- _Job_:
Consider the records below. How many of their lines include the word "Swiss"? State the number and nothing else.

- _Data in this exercise_:

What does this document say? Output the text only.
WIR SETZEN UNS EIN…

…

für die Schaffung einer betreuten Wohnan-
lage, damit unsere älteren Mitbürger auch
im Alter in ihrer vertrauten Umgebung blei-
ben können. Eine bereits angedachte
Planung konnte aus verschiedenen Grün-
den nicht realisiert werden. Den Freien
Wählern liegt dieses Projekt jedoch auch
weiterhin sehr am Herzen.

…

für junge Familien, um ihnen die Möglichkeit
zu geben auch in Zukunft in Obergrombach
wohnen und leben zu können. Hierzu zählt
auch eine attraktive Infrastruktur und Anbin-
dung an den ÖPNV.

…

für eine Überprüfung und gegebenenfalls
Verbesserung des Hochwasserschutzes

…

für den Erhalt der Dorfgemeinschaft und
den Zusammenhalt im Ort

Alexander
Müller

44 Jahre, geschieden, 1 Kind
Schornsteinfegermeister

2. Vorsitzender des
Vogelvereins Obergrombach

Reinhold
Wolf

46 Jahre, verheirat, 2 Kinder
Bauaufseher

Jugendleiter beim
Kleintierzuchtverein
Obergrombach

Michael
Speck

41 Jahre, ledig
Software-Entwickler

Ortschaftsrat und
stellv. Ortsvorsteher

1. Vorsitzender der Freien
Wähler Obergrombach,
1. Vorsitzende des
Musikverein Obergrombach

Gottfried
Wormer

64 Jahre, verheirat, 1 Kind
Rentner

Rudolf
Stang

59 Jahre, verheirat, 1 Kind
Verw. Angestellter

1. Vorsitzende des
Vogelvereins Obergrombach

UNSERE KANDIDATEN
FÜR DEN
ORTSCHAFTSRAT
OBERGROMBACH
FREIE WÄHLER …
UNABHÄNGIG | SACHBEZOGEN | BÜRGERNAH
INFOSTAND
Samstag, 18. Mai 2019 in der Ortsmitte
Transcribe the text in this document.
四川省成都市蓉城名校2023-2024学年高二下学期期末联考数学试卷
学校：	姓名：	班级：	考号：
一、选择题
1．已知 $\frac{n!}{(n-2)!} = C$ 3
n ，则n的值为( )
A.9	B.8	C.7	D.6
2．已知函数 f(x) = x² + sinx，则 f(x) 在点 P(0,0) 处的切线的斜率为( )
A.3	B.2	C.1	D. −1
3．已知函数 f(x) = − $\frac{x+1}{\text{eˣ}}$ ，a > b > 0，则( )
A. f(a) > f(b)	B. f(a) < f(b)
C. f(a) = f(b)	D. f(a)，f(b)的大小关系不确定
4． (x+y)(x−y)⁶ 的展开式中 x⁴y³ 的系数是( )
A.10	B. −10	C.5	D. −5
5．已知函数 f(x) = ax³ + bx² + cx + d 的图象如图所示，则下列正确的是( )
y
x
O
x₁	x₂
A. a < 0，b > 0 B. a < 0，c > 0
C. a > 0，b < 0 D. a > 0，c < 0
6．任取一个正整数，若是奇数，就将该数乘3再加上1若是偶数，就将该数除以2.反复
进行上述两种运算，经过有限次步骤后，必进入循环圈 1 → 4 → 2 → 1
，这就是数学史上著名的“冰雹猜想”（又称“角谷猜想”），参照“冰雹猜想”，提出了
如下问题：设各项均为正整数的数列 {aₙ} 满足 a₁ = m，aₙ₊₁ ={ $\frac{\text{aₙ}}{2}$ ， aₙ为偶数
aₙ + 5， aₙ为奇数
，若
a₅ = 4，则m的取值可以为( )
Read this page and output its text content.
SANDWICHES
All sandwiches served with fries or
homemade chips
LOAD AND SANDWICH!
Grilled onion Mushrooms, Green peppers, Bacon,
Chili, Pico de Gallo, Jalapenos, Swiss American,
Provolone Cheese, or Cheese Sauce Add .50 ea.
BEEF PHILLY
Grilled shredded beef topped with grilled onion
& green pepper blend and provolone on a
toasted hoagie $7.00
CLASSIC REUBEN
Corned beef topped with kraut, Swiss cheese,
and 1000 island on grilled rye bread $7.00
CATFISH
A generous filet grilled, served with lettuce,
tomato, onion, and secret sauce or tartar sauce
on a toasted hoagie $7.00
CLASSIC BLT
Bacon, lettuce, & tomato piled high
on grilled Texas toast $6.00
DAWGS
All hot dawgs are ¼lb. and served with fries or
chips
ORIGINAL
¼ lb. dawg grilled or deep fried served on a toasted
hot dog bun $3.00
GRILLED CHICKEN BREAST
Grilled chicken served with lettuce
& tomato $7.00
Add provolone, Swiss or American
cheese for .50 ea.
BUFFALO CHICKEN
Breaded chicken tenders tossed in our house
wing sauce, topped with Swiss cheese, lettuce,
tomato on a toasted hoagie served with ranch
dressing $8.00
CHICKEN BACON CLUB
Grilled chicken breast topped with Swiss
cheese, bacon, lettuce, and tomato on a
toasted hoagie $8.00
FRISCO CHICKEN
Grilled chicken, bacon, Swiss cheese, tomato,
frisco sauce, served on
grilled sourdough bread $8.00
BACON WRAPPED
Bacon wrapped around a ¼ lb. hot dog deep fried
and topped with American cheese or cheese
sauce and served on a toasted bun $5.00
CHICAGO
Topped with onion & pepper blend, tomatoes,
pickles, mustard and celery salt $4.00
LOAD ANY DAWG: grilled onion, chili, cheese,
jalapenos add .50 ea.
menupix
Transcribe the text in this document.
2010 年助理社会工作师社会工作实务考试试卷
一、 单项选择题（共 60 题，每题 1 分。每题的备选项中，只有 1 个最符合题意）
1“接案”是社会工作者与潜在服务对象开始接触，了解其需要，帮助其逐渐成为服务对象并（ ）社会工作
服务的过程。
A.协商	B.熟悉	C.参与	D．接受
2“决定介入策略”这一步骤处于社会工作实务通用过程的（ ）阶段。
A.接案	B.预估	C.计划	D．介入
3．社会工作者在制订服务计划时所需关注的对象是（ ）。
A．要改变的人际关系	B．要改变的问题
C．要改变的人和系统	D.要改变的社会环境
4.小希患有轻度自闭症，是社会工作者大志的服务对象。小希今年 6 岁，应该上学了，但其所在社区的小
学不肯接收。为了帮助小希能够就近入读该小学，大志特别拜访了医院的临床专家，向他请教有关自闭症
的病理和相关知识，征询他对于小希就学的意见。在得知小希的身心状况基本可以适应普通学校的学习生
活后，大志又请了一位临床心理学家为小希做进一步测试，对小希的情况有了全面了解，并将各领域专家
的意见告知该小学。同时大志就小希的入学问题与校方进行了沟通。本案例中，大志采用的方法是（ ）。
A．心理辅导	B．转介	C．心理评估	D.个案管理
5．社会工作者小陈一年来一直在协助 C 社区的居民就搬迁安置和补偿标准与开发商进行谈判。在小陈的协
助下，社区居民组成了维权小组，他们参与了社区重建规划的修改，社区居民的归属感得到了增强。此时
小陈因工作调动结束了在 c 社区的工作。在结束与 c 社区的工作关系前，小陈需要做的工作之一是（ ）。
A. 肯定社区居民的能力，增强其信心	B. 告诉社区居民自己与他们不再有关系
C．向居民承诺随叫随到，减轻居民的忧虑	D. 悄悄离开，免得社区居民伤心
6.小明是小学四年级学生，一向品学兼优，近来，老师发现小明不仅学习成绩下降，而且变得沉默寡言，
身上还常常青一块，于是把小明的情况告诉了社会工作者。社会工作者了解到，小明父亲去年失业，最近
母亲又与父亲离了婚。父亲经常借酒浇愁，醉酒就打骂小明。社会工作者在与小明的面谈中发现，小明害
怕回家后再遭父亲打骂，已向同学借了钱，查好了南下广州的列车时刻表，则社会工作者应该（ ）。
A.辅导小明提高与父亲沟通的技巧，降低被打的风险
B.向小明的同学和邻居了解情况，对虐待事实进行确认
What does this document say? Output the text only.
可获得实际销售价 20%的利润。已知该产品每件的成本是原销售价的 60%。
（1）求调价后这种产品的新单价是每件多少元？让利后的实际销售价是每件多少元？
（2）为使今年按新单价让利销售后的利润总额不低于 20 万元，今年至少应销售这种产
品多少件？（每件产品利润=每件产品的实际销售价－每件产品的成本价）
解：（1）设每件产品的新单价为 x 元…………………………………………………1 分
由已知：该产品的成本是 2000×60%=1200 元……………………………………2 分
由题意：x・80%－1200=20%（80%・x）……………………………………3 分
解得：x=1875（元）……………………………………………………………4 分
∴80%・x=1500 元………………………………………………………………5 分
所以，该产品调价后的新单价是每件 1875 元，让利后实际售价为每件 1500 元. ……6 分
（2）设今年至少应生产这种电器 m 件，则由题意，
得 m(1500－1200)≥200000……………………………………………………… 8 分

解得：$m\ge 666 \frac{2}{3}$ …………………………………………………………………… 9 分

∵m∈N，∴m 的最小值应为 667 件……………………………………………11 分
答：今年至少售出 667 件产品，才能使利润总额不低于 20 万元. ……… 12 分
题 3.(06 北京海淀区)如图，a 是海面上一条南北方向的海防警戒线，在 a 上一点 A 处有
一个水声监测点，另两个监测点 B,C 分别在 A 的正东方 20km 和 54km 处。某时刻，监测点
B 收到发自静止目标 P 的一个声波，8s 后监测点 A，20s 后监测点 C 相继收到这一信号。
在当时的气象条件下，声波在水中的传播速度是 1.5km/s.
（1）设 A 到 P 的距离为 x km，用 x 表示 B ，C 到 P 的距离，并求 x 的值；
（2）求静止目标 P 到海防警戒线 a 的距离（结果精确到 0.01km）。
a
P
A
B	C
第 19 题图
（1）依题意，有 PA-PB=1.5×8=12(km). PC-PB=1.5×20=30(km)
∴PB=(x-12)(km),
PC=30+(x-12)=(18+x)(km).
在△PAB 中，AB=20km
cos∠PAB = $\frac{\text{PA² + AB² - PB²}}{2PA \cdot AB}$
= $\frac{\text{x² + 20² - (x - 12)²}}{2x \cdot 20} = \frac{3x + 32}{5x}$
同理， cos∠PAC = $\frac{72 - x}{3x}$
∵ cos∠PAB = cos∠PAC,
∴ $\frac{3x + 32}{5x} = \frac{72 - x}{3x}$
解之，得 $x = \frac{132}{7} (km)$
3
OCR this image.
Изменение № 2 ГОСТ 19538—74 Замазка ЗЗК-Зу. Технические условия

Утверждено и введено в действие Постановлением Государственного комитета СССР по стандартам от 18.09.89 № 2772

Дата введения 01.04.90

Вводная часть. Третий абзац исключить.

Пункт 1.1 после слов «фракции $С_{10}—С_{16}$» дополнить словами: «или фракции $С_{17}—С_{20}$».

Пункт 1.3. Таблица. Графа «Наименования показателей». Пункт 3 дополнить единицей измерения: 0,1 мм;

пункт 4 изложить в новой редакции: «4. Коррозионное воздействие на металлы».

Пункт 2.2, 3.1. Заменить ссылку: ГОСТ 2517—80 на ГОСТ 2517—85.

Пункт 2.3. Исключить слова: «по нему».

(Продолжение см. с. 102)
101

- _The answer_:
6